### EXERCISE DESCRIPTION
Quote verbatim the stretch of material from the line containing "tab-network[interactable]: 网络(N) <box>169" through the line containing "cancel-button-label: 取消(C) <box>471".

### RECORDS TO USE
BEGIN
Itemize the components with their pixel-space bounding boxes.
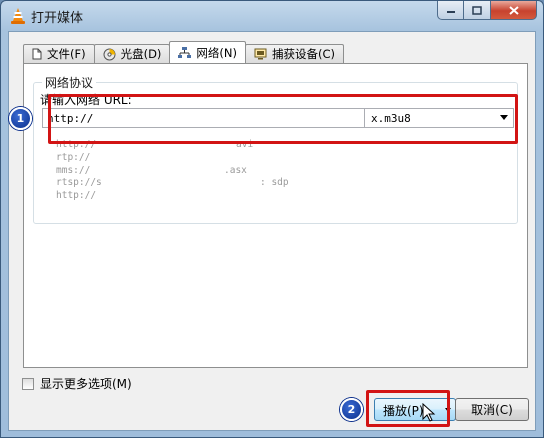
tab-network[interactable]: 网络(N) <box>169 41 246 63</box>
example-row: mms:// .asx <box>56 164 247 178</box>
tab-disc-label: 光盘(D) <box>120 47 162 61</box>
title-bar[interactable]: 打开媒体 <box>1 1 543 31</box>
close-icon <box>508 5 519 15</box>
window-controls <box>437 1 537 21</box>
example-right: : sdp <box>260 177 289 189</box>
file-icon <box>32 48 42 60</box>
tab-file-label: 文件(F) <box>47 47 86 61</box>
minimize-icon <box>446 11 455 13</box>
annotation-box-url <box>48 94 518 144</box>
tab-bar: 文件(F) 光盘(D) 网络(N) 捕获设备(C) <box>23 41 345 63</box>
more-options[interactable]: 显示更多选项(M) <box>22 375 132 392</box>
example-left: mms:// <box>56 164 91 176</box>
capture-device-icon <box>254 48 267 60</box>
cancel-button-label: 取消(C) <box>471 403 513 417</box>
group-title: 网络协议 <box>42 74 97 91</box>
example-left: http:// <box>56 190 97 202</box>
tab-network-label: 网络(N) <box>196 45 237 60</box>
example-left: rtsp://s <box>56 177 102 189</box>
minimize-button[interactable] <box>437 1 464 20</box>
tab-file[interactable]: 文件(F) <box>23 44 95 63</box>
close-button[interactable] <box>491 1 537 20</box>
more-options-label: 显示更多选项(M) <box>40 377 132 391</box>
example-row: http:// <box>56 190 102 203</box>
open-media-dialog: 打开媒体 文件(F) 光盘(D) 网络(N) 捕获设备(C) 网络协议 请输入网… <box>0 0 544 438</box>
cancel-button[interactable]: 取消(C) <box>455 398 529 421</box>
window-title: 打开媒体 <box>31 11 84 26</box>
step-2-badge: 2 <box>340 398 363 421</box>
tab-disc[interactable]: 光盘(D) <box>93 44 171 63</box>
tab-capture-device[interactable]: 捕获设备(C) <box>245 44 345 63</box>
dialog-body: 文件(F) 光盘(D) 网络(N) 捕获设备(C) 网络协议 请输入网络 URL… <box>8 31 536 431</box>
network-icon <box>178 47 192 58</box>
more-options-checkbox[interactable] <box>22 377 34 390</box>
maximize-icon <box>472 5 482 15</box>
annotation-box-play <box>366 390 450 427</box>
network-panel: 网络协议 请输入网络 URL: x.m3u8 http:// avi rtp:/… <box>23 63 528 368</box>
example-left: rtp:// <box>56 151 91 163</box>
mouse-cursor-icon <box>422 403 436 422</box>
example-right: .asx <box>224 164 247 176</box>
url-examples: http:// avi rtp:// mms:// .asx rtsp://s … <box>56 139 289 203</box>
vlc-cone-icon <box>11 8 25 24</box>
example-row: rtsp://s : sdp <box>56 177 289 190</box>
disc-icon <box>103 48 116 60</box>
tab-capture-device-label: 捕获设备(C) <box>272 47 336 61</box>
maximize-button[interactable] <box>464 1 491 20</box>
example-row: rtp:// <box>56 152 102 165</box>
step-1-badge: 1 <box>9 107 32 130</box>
END
BEGIN
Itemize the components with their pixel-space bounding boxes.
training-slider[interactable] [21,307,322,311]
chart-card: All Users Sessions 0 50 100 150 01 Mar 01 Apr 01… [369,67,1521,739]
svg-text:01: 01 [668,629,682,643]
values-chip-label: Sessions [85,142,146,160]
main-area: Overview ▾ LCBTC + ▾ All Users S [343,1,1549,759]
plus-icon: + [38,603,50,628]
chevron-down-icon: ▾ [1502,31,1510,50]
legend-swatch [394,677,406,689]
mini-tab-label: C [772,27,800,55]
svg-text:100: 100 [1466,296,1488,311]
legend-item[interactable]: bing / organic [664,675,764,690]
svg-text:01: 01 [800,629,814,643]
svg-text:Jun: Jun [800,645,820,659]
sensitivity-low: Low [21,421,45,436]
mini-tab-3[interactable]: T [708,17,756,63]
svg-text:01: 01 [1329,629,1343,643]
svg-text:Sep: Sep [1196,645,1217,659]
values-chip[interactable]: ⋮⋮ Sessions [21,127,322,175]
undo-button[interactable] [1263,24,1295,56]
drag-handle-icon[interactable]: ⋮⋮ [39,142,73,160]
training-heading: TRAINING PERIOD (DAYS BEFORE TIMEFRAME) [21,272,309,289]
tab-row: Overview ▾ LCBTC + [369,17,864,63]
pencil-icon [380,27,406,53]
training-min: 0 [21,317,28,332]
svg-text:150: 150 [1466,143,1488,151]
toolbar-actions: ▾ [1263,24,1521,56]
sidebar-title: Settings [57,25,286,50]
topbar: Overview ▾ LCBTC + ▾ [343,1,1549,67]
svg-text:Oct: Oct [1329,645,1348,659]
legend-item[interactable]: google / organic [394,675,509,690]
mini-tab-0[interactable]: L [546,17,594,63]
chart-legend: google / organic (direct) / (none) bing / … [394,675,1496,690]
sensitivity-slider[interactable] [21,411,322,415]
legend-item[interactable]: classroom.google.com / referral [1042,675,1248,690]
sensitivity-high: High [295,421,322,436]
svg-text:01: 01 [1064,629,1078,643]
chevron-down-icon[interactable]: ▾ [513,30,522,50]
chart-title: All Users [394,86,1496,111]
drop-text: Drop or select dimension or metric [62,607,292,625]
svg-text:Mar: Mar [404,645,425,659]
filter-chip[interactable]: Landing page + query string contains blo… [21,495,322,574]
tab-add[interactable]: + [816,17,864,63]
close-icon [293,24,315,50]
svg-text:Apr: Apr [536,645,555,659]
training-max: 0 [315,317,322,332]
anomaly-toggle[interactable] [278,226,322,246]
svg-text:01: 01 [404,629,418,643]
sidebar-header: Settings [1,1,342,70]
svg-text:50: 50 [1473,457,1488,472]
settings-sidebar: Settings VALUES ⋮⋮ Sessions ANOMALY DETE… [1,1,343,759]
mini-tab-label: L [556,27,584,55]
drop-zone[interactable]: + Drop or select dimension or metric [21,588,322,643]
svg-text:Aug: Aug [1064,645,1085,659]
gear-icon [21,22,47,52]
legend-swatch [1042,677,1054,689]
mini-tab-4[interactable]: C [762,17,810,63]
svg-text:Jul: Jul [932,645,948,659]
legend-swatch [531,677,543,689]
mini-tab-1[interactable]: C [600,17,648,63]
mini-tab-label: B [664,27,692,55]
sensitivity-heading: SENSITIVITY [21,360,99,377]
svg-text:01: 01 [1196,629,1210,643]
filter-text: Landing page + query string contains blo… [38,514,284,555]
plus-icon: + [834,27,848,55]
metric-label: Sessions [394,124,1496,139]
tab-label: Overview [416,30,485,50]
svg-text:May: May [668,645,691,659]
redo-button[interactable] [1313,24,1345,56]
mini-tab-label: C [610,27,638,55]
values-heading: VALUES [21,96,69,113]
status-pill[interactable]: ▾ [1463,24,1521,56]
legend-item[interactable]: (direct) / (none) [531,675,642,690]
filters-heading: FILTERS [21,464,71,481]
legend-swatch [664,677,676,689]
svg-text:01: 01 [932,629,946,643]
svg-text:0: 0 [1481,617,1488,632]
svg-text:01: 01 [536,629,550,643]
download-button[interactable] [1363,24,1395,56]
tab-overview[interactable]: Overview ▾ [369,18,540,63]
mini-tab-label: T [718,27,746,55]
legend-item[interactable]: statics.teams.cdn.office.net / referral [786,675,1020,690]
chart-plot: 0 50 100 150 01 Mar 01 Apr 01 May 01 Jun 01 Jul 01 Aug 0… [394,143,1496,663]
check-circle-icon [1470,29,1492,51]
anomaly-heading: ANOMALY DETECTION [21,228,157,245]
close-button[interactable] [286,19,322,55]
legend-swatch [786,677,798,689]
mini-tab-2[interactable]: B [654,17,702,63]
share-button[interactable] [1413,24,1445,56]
END
BEGIN
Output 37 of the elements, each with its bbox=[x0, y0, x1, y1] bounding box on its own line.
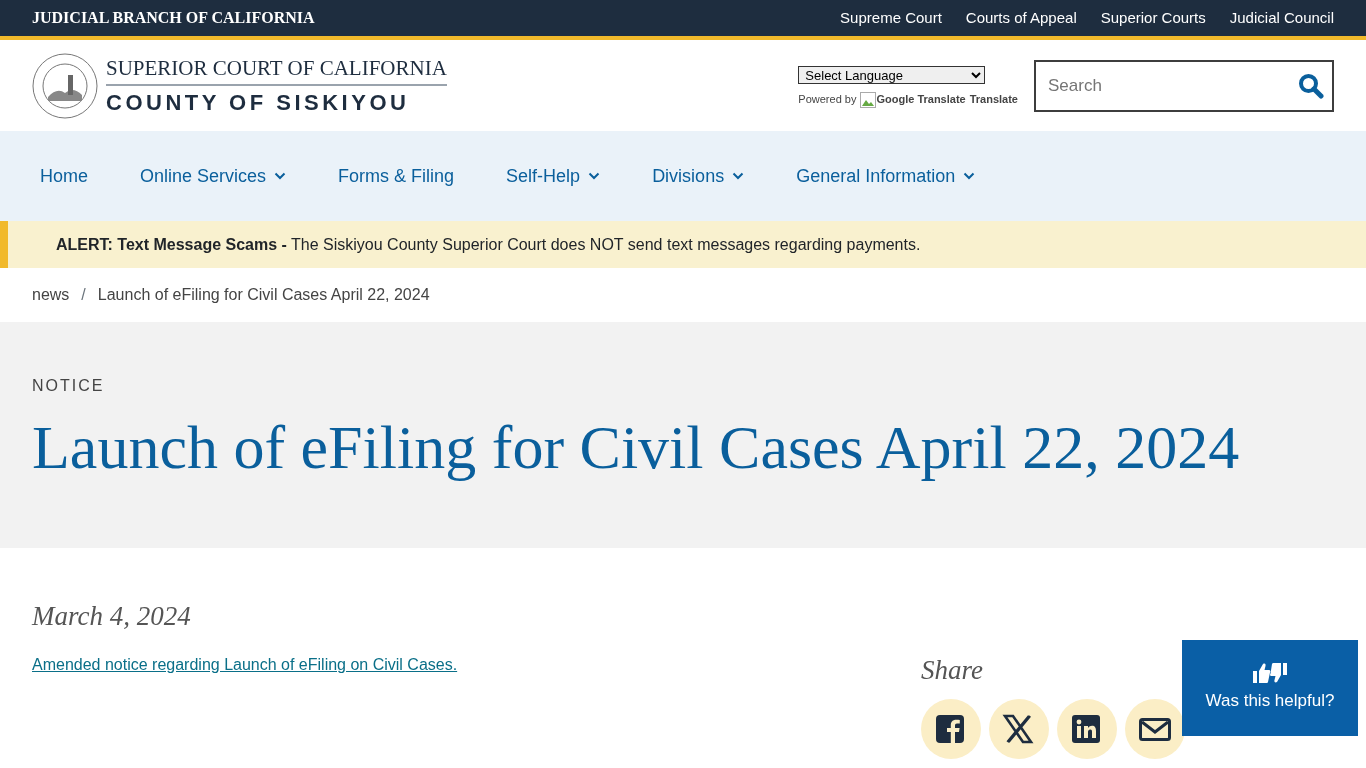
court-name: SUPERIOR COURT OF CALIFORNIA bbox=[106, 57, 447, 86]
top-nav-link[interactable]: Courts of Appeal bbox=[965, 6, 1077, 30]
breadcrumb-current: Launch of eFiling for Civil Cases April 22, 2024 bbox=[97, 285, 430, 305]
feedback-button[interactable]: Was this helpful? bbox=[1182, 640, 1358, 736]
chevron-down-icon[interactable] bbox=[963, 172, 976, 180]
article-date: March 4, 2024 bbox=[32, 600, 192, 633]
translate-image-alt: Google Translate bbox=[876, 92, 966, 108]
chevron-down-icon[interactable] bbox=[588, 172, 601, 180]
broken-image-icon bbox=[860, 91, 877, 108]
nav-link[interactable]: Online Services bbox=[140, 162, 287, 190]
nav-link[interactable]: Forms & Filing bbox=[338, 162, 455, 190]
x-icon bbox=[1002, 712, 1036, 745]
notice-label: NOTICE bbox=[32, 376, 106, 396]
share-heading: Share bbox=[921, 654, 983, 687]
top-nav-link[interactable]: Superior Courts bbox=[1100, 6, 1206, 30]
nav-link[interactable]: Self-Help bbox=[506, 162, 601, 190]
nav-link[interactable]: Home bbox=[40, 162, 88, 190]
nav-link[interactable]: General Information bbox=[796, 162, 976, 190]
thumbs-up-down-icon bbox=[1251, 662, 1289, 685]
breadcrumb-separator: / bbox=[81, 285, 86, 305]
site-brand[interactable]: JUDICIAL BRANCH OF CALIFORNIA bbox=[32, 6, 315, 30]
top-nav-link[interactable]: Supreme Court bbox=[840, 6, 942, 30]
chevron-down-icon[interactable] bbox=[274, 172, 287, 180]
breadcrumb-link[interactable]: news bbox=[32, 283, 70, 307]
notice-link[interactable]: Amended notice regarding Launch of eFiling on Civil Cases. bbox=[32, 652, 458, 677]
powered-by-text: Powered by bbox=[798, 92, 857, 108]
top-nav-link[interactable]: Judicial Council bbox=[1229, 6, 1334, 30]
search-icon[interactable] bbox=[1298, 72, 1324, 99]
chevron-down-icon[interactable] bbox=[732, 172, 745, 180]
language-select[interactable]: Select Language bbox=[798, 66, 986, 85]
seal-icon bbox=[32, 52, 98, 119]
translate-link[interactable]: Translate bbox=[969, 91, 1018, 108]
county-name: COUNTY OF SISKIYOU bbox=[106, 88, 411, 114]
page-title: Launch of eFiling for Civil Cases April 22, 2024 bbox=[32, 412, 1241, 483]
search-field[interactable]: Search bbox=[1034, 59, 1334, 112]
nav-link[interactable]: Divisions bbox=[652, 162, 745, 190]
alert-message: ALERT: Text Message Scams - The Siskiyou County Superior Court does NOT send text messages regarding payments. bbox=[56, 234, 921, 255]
END
### TASK SOLUTION
tab-network[interactable]: 网络(N) <box>169 41 246 63</box>
example-row: mms:// .asx <box>56 164 247 178</box>
tab-disc-label: 光盘(D) <box>120 47 162 61</box>
title-bar[interactable]: 打开媒体 <box>1 1 543 31</box>
close-icon <box>508 5 519 15</box>
window-controls <box>437 1 537 21</box>
example-right: : sdp <box>260 177 289 189</box>
file-icon <box>32 48 42 60</box>
tab-file-label: 文件(F) <box>47 47 86 61</box>
minimize-icon <box>446 11 455 13</box>
annotation-box-url <box>48 94 518 144</box>
tab-bar: 文件(F) 光盘(D) 网络(N) 捕获设备(C) <box>23 41 345 63</box>
more-options[interactable]: 显示更多选项(M) <box>22 375 132 392</box>
example-left: mms:// <box>56 164 91 176</box>
capture-device-icon <box>254 48 267 60</box>
cancel-button-label: 取消(C) <box>471 403 513 417</box>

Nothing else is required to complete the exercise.